TASK TO COMPLETE: Gather up the lines that contain "Nationale".

── ENTRIES SHOWN

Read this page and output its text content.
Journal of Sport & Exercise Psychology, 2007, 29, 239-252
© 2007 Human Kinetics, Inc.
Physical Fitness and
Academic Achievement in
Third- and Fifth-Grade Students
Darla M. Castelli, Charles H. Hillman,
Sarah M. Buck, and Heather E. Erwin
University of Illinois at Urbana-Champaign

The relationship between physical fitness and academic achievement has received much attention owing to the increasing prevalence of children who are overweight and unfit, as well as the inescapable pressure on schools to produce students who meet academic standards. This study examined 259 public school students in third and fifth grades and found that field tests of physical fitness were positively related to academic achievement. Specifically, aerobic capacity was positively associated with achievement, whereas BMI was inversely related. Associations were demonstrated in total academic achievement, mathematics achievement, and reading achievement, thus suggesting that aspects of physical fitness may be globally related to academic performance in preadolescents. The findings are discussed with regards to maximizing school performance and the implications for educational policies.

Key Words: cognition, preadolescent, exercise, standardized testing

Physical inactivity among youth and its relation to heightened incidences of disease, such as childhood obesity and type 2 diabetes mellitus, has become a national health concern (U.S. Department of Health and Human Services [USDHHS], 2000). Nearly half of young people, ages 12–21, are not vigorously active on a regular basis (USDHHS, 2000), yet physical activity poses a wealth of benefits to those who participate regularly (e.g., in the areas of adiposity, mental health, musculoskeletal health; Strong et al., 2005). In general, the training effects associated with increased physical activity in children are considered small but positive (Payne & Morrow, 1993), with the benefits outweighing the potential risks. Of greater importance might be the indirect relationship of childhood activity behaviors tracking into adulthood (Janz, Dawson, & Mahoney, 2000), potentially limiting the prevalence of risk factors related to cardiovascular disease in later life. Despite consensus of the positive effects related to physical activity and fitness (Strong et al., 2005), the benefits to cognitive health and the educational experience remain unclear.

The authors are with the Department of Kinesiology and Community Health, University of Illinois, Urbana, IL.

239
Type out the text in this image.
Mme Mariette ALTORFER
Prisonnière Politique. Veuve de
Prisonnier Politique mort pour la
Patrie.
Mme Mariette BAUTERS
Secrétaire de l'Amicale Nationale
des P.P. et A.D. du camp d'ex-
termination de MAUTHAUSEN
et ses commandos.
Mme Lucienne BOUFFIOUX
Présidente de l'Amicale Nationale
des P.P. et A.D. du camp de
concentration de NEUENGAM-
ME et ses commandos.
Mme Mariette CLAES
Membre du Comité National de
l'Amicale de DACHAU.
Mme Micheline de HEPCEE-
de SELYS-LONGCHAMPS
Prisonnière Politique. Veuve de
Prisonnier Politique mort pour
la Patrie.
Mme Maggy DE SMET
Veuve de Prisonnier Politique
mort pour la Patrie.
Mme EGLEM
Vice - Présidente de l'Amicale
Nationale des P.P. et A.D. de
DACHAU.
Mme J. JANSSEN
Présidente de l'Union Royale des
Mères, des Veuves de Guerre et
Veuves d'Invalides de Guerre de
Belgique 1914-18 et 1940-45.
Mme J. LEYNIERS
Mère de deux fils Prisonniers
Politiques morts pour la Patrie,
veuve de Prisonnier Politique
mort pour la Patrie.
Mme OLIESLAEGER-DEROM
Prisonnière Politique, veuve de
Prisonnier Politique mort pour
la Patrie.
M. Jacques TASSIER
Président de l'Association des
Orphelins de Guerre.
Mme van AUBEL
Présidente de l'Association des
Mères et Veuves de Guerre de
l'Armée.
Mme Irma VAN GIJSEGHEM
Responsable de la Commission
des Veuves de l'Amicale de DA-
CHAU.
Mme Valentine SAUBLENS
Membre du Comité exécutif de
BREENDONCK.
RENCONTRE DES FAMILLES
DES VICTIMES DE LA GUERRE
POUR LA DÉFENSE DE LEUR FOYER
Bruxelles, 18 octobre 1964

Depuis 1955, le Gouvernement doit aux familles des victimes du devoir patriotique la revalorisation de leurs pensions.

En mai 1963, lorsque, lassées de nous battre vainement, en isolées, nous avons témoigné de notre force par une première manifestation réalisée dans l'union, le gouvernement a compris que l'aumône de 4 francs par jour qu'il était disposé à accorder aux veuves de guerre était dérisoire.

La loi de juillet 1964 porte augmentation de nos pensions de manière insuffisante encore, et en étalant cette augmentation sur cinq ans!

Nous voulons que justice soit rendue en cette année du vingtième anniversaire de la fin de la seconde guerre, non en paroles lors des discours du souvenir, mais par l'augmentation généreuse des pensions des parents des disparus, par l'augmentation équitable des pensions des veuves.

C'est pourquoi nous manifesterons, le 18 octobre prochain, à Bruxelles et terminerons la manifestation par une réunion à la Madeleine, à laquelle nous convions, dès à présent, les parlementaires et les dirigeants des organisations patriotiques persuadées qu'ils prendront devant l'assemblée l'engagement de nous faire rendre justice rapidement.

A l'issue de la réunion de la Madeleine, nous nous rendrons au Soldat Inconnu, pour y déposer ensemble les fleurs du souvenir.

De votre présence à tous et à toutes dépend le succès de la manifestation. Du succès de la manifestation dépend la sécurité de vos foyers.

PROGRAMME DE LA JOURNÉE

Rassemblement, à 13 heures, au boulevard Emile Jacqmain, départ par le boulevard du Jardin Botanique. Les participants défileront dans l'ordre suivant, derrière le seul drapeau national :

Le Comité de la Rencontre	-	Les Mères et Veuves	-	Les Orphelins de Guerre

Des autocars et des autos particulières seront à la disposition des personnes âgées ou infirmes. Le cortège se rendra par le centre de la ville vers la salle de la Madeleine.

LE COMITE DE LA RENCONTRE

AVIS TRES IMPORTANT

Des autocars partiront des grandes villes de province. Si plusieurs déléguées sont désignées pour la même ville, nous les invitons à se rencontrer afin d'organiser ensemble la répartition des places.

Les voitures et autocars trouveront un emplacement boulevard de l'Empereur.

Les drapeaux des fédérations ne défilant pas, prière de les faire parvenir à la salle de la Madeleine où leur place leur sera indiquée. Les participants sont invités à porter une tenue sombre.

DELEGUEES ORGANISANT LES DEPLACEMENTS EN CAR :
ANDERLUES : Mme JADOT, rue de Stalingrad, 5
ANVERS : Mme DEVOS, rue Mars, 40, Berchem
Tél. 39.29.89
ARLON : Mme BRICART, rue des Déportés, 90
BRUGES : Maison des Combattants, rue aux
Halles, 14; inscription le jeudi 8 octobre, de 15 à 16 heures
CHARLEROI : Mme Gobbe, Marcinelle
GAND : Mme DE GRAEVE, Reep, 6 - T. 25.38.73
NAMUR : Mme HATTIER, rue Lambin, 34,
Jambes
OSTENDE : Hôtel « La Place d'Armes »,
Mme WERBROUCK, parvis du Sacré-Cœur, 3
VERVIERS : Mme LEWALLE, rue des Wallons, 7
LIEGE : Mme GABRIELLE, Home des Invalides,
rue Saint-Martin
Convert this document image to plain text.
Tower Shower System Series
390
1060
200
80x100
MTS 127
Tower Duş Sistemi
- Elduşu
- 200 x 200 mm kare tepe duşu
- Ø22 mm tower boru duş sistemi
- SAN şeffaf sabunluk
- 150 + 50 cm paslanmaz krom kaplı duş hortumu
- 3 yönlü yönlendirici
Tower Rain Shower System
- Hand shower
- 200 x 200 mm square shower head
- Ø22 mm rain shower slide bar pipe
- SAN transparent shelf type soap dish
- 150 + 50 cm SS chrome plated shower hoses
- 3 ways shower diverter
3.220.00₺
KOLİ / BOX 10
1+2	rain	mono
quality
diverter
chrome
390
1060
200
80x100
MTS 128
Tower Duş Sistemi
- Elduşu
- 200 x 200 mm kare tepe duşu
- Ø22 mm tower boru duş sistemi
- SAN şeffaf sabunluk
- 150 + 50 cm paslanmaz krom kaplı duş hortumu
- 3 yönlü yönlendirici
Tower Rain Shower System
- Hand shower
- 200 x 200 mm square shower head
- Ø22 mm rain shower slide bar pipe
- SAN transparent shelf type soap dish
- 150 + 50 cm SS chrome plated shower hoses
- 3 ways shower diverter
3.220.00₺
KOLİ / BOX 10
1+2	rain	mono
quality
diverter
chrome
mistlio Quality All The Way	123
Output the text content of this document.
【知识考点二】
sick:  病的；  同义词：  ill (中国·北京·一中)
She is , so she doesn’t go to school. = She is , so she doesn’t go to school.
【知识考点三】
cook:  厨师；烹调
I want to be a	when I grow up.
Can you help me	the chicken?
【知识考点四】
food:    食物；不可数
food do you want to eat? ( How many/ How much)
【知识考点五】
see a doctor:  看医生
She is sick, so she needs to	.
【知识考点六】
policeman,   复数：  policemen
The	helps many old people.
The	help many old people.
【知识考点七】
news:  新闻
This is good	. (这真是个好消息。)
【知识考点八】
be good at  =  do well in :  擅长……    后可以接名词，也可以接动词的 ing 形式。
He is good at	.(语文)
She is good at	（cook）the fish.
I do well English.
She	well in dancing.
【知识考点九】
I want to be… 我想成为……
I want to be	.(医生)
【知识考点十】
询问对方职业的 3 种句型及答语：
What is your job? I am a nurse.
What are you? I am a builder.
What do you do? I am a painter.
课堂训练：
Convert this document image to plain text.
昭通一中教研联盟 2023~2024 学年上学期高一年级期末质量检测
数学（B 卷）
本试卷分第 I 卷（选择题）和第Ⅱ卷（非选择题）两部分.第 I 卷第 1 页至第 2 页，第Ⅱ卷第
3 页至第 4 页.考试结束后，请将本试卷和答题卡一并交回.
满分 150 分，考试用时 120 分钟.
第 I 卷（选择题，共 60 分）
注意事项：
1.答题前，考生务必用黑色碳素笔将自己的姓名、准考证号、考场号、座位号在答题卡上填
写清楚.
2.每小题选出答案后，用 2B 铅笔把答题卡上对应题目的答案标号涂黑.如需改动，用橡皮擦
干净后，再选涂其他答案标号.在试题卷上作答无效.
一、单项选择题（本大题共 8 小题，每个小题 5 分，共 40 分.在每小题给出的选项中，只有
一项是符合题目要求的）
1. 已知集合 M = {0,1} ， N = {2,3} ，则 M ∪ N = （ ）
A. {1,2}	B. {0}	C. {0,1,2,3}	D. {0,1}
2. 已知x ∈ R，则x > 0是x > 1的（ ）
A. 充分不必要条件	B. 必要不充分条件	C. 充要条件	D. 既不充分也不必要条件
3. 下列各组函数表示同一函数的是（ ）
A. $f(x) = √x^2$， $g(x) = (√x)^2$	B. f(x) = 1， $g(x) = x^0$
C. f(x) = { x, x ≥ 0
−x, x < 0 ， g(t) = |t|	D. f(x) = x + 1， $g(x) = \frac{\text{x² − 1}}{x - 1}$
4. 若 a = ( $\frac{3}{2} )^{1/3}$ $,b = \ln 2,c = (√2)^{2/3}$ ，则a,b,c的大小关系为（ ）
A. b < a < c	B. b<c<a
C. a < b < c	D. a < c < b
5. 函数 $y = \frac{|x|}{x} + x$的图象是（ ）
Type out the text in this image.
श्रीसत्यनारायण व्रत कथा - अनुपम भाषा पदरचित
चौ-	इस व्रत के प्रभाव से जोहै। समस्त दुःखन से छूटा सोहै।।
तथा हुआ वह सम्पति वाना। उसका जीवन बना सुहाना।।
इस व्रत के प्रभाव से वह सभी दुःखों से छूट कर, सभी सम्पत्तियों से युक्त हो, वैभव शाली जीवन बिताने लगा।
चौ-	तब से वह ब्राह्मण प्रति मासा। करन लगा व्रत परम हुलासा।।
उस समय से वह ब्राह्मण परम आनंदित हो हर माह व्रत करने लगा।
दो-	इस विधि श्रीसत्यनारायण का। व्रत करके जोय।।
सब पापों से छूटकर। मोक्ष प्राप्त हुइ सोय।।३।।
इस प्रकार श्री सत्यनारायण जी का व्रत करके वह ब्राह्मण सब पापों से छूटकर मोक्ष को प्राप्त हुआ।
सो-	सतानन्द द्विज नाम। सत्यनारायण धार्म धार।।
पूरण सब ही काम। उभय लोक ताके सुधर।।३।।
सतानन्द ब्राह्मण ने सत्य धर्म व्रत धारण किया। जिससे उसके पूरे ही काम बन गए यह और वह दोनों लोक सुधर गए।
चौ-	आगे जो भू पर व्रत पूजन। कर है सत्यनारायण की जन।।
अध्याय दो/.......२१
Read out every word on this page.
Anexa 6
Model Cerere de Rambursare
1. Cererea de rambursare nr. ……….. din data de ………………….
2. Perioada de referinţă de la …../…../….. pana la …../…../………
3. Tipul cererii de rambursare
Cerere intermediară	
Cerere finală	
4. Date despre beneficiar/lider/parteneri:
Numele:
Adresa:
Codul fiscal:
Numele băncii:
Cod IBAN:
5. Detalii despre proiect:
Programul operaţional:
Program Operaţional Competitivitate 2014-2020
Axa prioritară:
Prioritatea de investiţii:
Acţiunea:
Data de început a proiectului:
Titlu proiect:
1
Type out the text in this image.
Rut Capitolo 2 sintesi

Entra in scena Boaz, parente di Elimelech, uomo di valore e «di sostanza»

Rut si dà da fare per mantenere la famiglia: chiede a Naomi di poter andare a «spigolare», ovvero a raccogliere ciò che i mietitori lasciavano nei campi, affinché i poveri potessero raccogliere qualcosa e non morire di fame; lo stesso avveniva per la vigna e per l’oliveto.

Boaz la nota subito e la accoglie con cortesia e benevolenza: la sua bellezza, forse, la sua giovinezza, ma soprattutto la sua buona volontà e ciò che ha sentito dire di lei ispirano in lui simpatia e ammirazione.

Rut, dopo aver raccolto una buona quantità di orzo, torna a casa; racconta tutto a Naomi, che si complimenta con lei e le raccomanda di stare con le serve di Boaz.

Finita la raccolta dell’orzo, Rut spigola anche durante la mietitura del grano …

────

EXERCISE OUTPUT:
Secrétaire de l'Amicale Nationale
Présidente de l'Amicale Nationale
Nationale des P.P. et A.D. de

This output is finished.